Set down each entry exactly as given; pictures should not appear in the copy.
◇ ◇ ◇ ◇ ◇ ◇ ◇
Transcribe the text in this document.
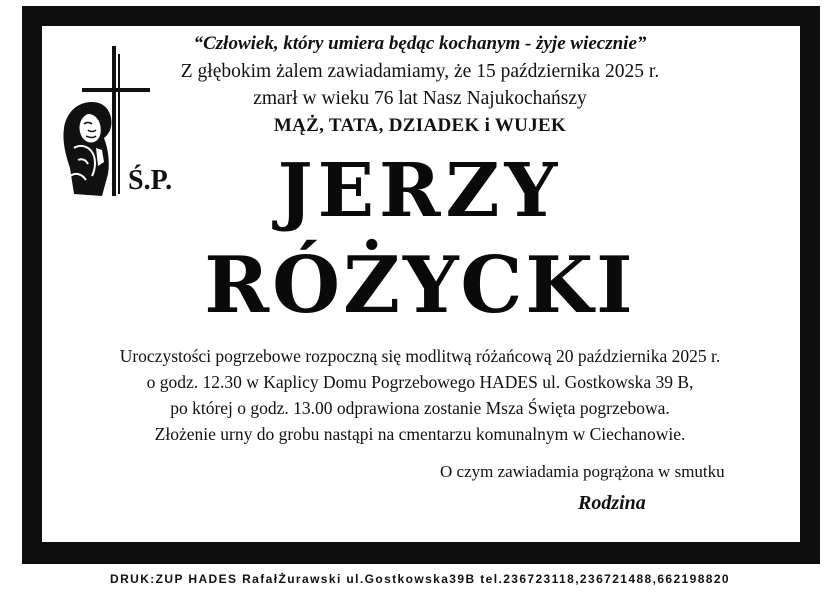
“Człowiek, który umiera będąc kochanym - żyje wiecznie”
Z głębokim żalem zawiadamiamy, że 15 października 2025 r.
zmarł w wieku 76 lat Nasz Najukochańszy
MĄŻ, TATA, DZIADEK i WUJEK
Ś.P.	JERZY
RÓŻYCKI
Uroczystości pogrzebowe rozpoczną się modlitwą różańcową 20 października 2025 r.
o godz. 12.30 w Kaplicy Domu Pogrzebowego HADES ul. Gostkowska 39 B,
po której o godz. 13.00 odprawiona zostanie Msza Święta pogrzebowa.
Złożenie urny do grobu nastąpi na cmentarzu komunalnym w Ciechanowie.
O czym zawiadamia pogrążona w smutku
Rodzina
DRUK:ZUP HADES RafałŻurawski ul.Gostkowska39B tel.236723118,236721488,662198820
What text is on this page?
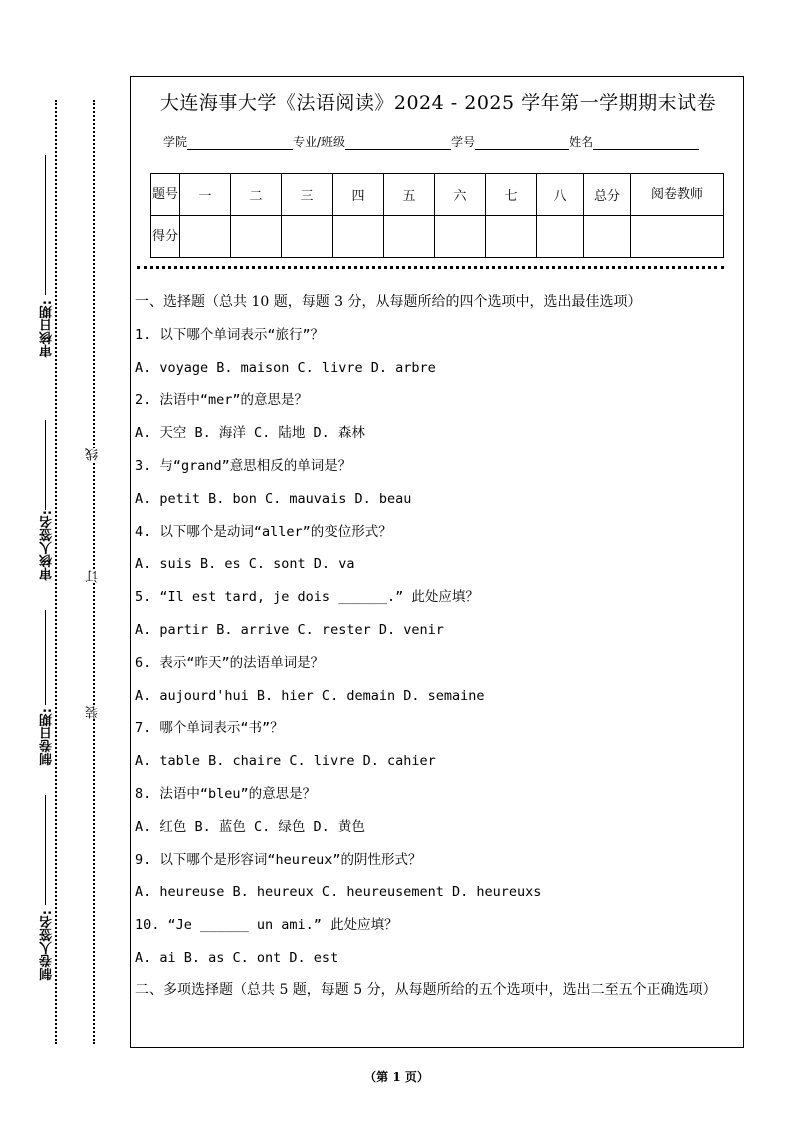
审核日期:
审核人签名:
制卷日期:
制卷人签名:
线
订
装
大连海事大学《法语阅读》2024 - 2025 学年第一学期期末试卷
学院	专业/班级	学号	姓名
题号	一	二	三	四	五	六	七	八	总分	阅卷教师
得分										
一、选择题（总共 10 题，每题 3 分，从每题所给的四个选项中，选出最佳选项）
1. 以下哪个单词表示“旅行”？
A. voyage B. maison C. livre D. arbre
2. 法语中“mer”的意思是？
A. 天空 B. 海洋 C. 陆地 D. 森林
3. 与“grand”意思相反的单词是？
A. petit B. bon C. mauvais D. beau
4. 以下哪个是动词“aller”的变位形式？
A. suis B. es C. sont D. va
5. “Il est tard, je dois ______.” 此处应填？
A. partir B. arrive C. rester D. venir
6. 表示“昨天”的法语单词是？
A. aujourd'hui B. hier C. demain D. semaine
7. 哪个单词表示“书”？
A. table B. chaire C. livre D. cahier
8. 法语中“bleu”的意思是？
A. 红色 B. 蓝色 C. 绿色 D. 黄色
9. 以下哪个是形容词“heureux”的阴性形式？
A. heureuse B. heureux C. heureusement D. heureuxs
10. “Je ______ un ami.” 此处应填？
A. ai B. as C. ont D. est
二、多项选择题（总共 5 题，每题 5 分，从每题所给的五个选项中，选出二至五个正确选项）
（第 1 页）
◇ ◇ ◇ ◇ ◇ ◇ ◇
Right answer:
Transcribe the text in this document.
“Człowiek, który umiera będąc kochanym - żyje wiecznie”
Z głębokim żalem zawiadamiamy, że 15 października 2025 r.
zmarł w wieku 76 lat Nasz Najukochańszy
MĄŻ, TATA, DZIADEK i WUJEK
Ś.P.	JERZY
RÓŻYCKI
Uroczystości pogrzebowe rozpoczną się modlitwą różańcową 20 października 2025 r.
o godz. 12.30 w Kaplicy Domu Pogrzebowego HADES ul. Gostkowska 39 B,
po której o godz. 13.00 odprawiona zostanie Msza Święta pogrzebowa.
Złożenie urny do grobu nastąpi na cmentarzu komunalnym w Ciechanowie.
O czym zawiadamia pogrążona w smutku
Rodzina
DRUK:ZUP HADES RafałŻurawski ul.Gostkowska39B tel.236723118,236721488,662198820
What text is on this page?
审核日期:
审核人签名:
制卷日期:
制卷人签名:
线
订
装
大连海事大学《法语阅读》2024 - 2025 学年第一学期期末试卷
学院	专业/班级	学号	姓名
题号	一	二	三	四	五	六	七	八	总分	阅卷教师
得分										
一、选择题（总共 10 题，每题 3 分，从每题所给的四个选项中，选出最佳选项）
1. 以下哪个单词表示“旅行”？
A. voyage B. maison C. livre D. arbre
2. 法语中“mer”的意思是？
A. 天空 B. 海洋 C. 陆地 D. 森林
3. 与“grand”意思相反的单词是？
A. petit B. bon C. mauvais D. beau
4. 以下哪个是动词“aller”的变位形式？
A. suis B. es C. sont D. va
5. “Il est tard, je dois ______.” 此处应填？
A. partir B. arrive C. rester D. venir
6. 表示“昨天”的法语单词是？
A. aujourd'hui B. hier C. demain D. semaine
7. 哪个单词表示“书”？
A. table B. chaire C. livre D. cahier
8. 法语中“bleu”的意思是？
A. 红色 B. 蓝色 C. 绿色 D. 黄色
9. 以下哪个是形容词“heureux”的阴性形式？
A. heureuse B. heureux C. heureusement D. heureuxs
10. “Je ______ un ami.” 此处应填？
A. ai B. as C. ont D. est
二、多项选择题（总共 5 题，每题 5 分，从每题所给的五个选项中，选出二至五个正确选项）
（第 1 页）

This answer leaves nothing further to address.